**TASK TO CARRY OUT:**
Find the string "района" in the entries and copy each line that has it.

Entries taken from a collection
┄┄┄┄┄┄┄┄┄┄

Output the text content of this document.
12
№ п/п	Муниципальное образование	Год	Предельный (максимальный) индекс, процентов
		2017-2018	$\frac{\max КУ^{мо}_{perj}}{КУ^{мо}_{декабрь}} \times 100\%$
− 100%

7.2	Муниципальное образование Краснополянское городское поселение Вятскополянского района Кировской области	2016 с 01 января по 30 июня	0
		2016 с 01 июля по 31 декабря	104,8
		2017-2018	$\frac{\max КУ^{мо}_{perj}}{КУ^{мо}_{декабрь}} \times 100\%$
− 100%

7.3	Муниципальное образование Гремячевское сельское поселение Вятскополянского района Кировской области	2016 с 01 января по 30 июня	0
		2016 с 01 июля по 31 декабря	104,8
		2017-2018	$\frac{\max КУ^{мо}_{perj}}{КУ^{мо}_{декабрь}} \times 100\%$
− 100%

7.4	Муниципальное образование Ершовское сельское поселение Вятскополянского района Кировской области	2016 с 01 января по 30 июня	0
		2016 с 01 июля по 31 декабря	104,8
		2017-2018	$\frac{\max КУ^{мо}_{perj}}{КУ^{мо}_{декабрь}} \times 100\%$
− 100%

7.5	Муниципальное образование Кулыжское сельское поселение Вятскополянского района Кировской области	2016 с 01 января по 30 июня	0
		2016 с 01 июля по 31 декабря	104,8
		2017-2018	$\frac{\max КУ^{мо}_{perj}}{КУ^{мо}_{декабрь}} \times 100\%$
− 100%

┄┄┄┄┄┄┄┄┄┄

**RESULT:**
7.2	Муниципальное образование Краснополянское городское поселение Вятскополянского района Кировской области	2016 с 01 января по 30 июня	0
7.3	Муниципальное образование Гремячевское сельское поселение Вятскополянского района Кировской области	2016 с 01 января по 30 июня	0
7.4	Муниципальное образование Ершовское сельское поселение Вятскополянского района Кировской области	2016 с 01 января по 30 июня	0
7.5	Муниципальное образование Кулыжское сельское поселение Вятскополянского района Кировской области	2016 с 01 января по 30 июня	0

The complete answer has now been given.